### Challenge:
Copy every record word for word.

### Excerpted data:
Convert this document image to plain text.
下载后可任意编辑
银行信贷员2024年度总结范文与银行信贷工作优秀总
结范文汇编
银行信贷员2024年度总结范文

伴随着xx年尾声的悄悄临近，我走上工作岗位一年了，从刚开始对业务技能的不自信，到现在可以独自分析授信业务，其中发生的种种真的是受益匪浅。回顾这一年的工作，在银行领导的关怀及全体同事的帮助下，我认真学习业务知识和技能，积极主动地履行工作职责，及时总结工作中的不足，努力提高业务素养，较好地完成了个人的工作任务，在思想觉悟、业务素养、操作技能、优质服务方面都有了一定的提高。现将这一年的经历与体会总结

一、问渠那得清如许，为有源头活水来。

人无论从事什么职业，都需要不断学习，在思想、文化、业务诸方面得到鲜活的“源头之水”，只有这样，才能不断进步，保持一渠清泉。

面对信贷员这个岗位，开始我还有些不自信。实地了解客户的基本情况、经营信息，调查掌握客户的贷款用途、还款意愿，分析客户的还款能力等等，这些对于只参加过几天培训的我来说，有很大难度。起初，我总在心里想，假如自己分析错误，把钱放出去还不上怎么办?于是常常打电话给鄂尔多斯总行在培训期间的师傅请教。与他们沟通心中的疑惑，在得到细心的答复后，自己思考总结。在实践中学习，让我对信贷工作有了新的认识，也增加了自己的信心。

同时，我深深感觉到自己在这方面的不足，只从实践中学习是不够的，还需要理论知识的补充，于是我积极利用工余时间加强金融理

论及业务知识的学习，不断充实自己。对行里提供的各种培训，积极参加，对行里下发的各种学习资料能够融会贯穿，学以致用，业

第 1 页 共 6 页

### Task output:
Convert this document image to plain text.
下载后可任意编辑
银行信贷员2024年度总结范文与银行信贷工作优秀总
结范文汇编
银行信贷员2024年度总结范文

伴随着xx年尾声的悄悄临近，我走上工作岗位一年了，从刚开始对业务技能的不自信，到现在可以独自分析授信业务，其中发生的种种真的是受益匪浅。回顾这一年的工作，在银行领导的关怀及全体同事的帮助下，我认真学习业务知识和技能，积极主动地履行工作职责，及时总结工作中的不足，努力提高业务素养，较好地完成了个人的工作任务，在思想觉悟、业务素养、操作技能、优质服务方面都有了一定的提高。现将这一年的经历与体会总结

一、问渠那得清如许，为有源头活水来。

人无论从事什么职业，都需要不断学习，在思想、文化、业务诸方面得到鲜活的“源头之水”，只有这样，才能不断进步，保持一渠清泉。

面对信贷员这个岗位，开始我还有些不自信。实地了解客户的基本情况、经营信息，调查掌握客户的贷款用途、还款意愿，分析客户的还款能力等等，这些对于只参加过几天培训的我来说，有很大难度。起初，我总在心里想，假如自己分析错误，把钱放出去还不上怎么办?于是常常打电话给鄂尔多斯总行在培训期间的师傅请教。与他们沟通心中的疑惑，在得到细心的答复后，自己思考总结。在实践中学习，让我对信贷工作有了新的认识，也增加了自己的信心。

同时，我深深感觉到自己在这方面的不足，只从实践中学习是不够的，还需要理论知识的补充，于是我积极利用工余时间加强金融理

论及业务知识的学习，不断充实自己。对行里提供的各种培训，积极参加，对行里下发的各种学习资料能够融会贯穿，学以致用，业

第 1 页 共 6 页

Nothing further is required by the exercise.